**THE EXERCISE**
Only the pictures are to be left out; set down the rest of the records exactly.

— start of RAW RECORDS —

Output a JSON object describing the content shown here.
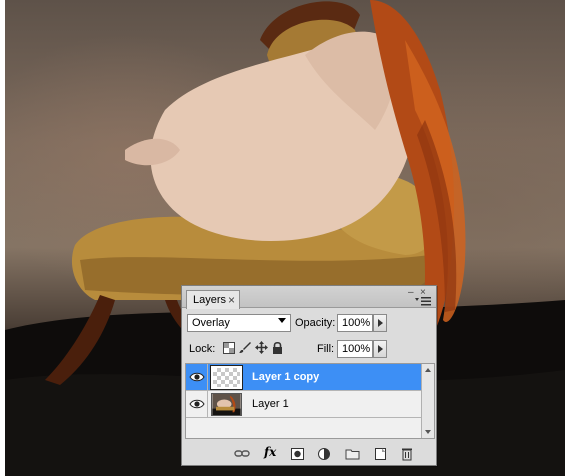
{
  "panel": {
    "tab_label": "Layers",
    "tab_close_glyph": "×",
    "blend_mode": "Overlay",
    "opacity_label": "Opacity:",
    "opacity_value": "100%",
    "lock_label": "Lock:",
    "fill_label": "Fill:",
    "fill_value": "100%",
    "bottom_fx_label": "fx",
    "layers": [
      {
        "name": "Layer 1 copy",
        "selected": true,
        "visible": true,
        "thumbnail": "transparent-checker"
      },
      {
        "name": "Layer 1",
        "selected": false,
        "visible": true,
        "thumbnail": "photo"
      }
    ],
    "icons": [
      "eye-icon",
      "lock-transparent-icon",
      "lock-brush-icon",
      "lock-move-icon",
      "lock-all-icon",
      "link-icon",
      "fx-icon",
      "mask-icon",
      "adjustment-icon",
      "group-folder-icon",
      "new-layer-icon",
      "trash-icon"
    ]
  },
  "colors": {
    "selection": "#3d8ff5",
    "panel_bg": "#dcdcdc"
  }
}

— end of RAW RECORDS —

**SOLUTION BELOW**
Output a JSON object describing the content shown here.
{
  "panel": {
    "tab_label": "Layers",
    "tab_close_glyph": "×",
    "blend_mode": "Overlay",
    "opacity_label": "Opacity:",
    "opacity_value": "100%",
    "lock_label": "Lock:",
    "fill_label": "Fill:",
    "fill_value": "100%",
    "bottom_fx_label": "fx",
    "layers": [
      {
        "name": "Layer 1 copy",
        "selected": true,
        "visible": true,
        "thumbnail": "transparent-checker"
      },
      {
        "name": "Layer 1",
        "selected": false,
        "visible": true,
        "thumbnail": "photo"
      }
    ],
    "icons": [
      "eye-icon",
      "lock-transparent-icon",
      "lock-brush-icon",
      "lock-move-icon",
      "lock-all-icon",
      "link-icon",
      "fx-icon",
      "mask-icon",
      "adjustment-icon",
      "group-folder-icon",
      "new-layer-icon",
      "trash-icon"
    ]
  },
  "colors": {
    "selection": "#3d8ff5",
    "panel_bg": "#dcdcdc"
  }
}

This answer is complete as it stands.